What the task requires: Collect each line containing "flux".

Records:
........

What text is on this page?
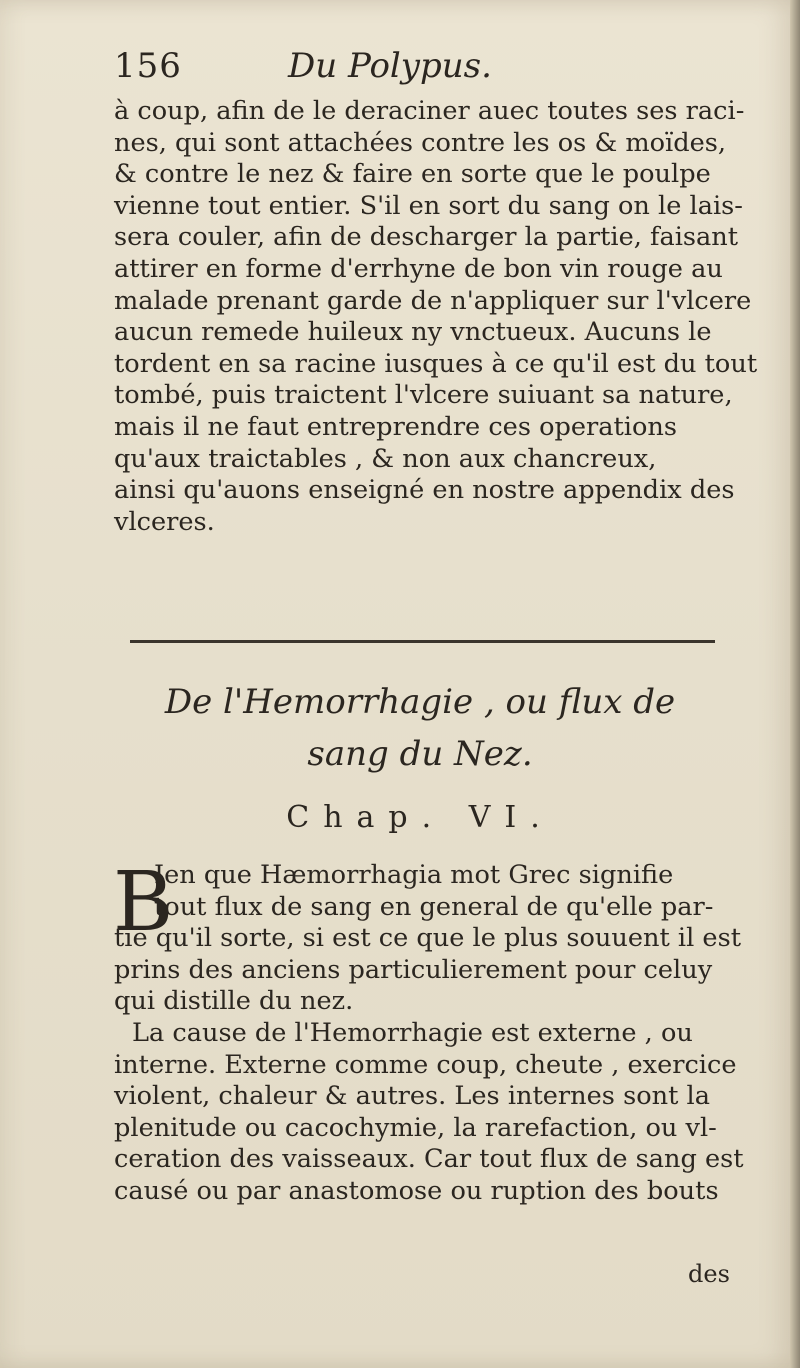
156	Du Polypus.
à coup, afin de le deraciner auec toutes ses raci-
nes, qui sont attachées contre les os & moïdes,
& contre le nez & faire en sorte que le poulpe
vienne tout entier. S'il en sort du sang on le lais-
sera couler, afin de descharger la partie, faisant
attirer en forme d'errhyne de bon vin rouge au
malade prenant garde de n'appliquer sur l'vlcere
aucun remede huileux ny vnctueux. Aucuns le
tordent en sa racine iusques à ce qu'il est du tout
tombé, puis traictent l'vlcere suiuant sa nature,
mais il ne faut entreprendre ces operations
qu'aux traictables , & non aux chancreux,
ainsi qu'auons enseigné en nostre appendix des
vlceres.
De l'Hemorrhagie , ou flux de
sang du Nez.
Chap. VI.
B
Ien que Hæmorrhagia mot Grec signifie
tout flux de sang en general de qu'elle par-
tie qu'il sorte, si est ce que le plus souuent il est
prins des anciens particulierement pour celuy
qui distille du nez.
La cause de l'Hemorrhagie est externe , ou
interne. Externe comme coup, cheute , exercice
violent, chaleur & autres. Les internes sont la
plenitude ou cacochymie, la rarefaction, ou vl-
ceration des vaisseaux. Car tout flux de sang est
causé ou par anastomose ou ruption des bouts
des
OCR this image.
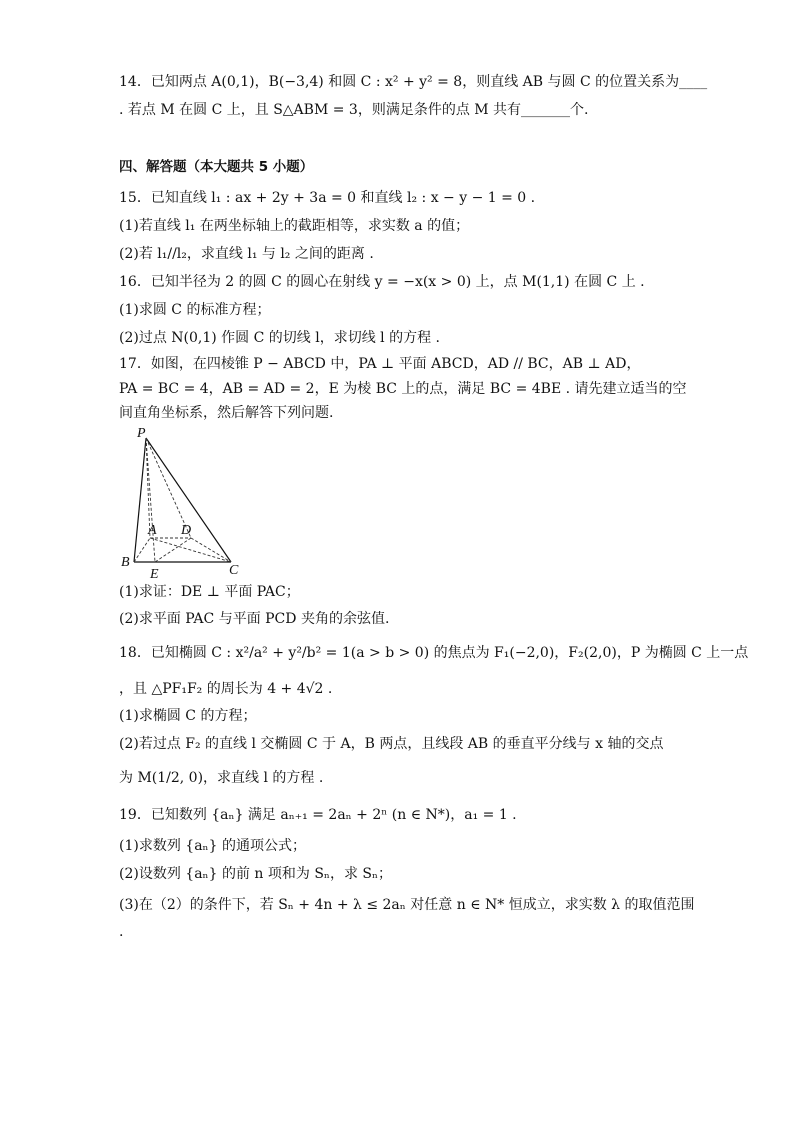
14．已知两点 A(0,1)，B(−3,4) 和圆 C : x² + y² = 8，则直线 AB 与圆 C 的位置关系为____
. 若点 M 在圆 C 上，且 S△ABM = 3，则满足条件的点 M 共有_______个.
四、解答题（本大题共 5 小题）
15．已知直线 l₁ : ax + 2y + 3a = 0 和直线 l₂ : x − y − 1 = 0 .
(1)若直线 l₁ 在两坐标轴上的截距相等，求实数 a 的值；
(2)若 l₁//l₂，求直线 l₁ 与 l₂ 之间的距离 .
16．已知半径为 2 的圆 C 的圆心在射线 y = −x(x > 0) 上，点 M(1,1) 在圆 C 上 .
(1)求圆 C 的标准方程；
(2)过点 N(0,1) 作圆 C 的切线 l，求切线 l 的方程 .
17．如图，在四棱锥 P − ABCD 中，PA ⊥ 平面 ABCD，AD // BC，AB ⊥ AD，
PA = BC = 4，AB = AD = 2，E 为棱 BC 上的点，满足 BC = 4BE . 请先建立适当的空
间直角坐标系，然后解答下列问题.
P
A D
B
E	C
(1)求证：DE ⊥ 平面 PAC；
(2)求平面 PAC 与平面 PCD 夹角的余弦值.
18．已知椭圆 C : x²/a² + y²/b² = 1(a > b > 0) 的焦点为 F₁(−2,0)，F₂(2,0)，P 为椭圆 C 上一点
，且 △PF₁F₂ 的周长为 4 + 4√2 .
(1)求椭圆 C 的方程；
(2)若过点 F₂ 的直线 l 交椭圆 C 于 A，B 两点，且线段 AB 的垂直平分线与 x 轴的交点
为 M(1/2, 0)，求直线 l 的方程 .
19．已知数列 {aₙ} 满足 aₙ₊₁ = 2aₙ + 2ⁿ (n ∈ N*)，a₁ = 1 .
(1)求数列 {aₙ} 的通项公式；
(2)设数列 {aₙ} 的前 n 项和为 Sₙ，求 Sₙ；
(3)在（2）的条件下，若 Sₙ + 4n + λ ≤ 2aₙ 对任意 n ∈ N* 恒成立，求实数 λ 的取值范围
.
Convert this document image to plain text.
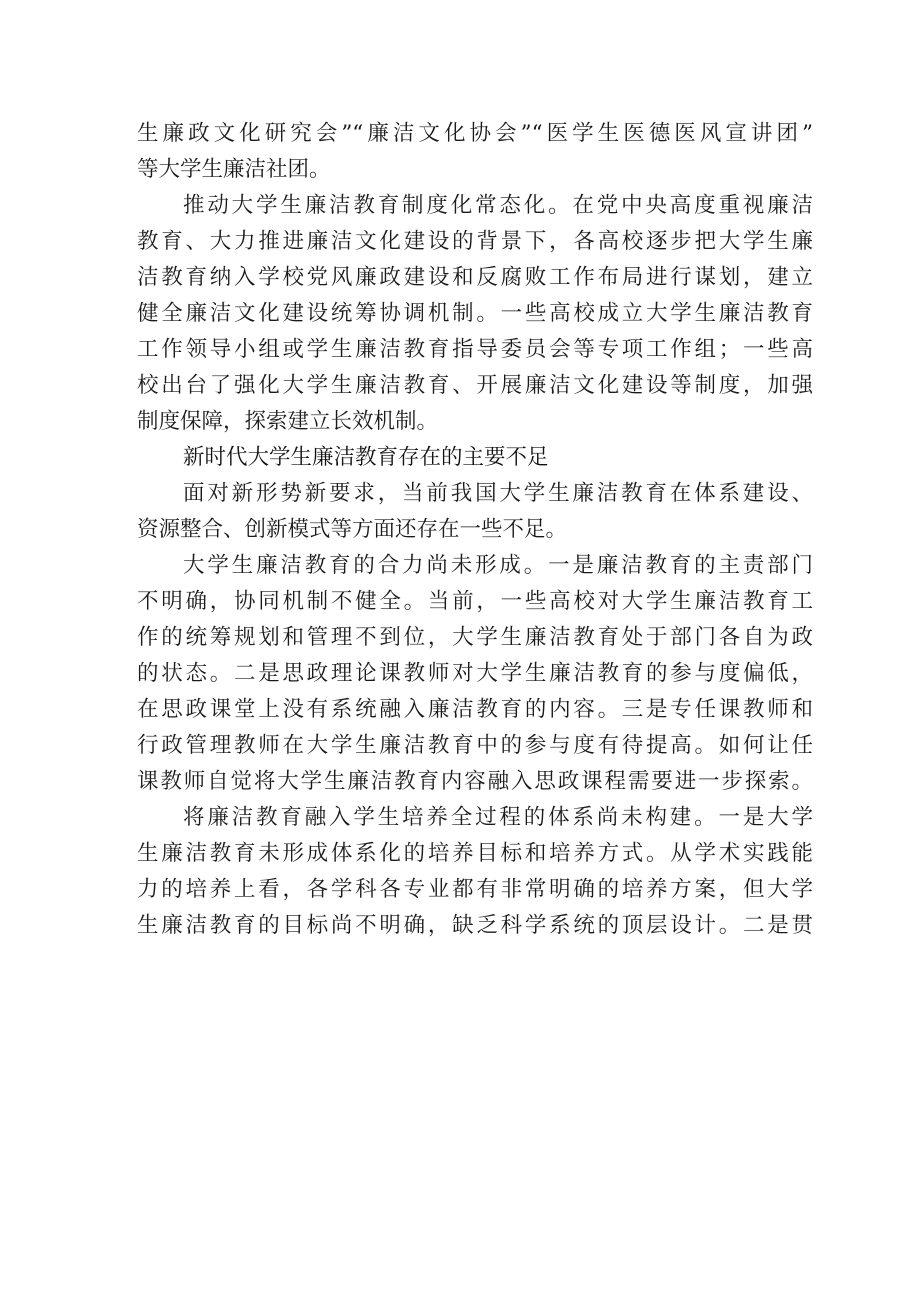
生廉政文化研究会”“廉洁文化协会”“医学生医德医风宣讲团”
等大学生廉洁社团。
推动大学生廉洁教育制度化常态化。在党中央高度重视廉洁
教育、大力推进廉洁文化建设的背景下，各高校逐步把大学生廉
洁教育纳入学校党风廉政建设和反腐败工作布局进行谋划，建立
健全廉洁文化建设统筹协调机制。一些高校成立大学生廉洁教育
工作领导小组或学生廉洁教育指导委员会等专项工作组；一些高
校出台了强化大学生廉洁教育、开展廉洁文化建设等制度，加强
制度保障，探索建立长效机制。
新时代大学生廉洁教育存在的主要不足
面对新形势新要求，当前我国大学生廉洁教育在体系建设、
资源整合、创新模式等方面还存在一些不足。
大学生廉洁教育的合力尚未形成。一是廉洁教育的主责部门
不明确，协同机制不健全。当前，一些高校对大学生廉洁教育工
作的统筹规划和管理不到位，大学生廉洁教育处于部门各自为政
的状态。二是思政理论课教师对大学生廉洁教育的参与度偏低，
在思政课堂上没有系统融入廉洁教育的内容。三是专任课教师和
行政管理教师在大学生廉洁教育中的参与度有待提高。如何让任
课教师自觉将大学生廉洁教育内容融入思政课程需要进一步探索。
将廉洁教育融入学生培养全过程的体系尚未构建。一是大学
生廉洁教育未形成体系化的培养目标和培养方式。从学术实践能
力的培养上看，各学科各专业都有非常明确的培养方案，但大学
生廉洁教育的目标尚不明确，缺乏科学系统的顶层设计。二是贯
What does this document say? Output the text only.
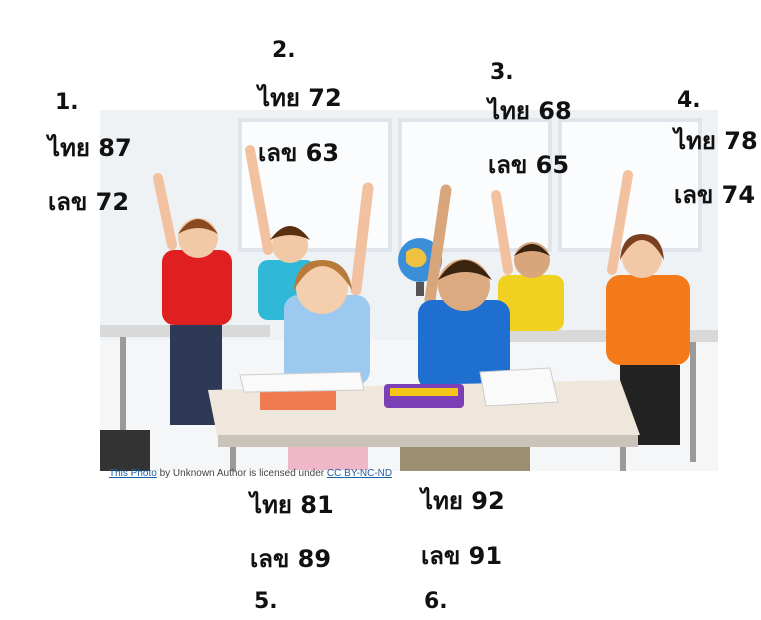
This Photo by Unknown Author is licensed under CC BY-NC-ND
1.
ไทย 87
เลข 72
2.
ไทย 72
เลข 63
3.
ไทย 68
เลข 65
4.
ไทย 78
เลข 74
ไทย 81
เลข 89
5.
ไทย 92
เลข 91
6.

........

Full answer:
De l'Hemorrhagie , ou flux de
tout flux de sang en general de qu'elle par-
ceration des vaisseaux. Car tout flux de sang est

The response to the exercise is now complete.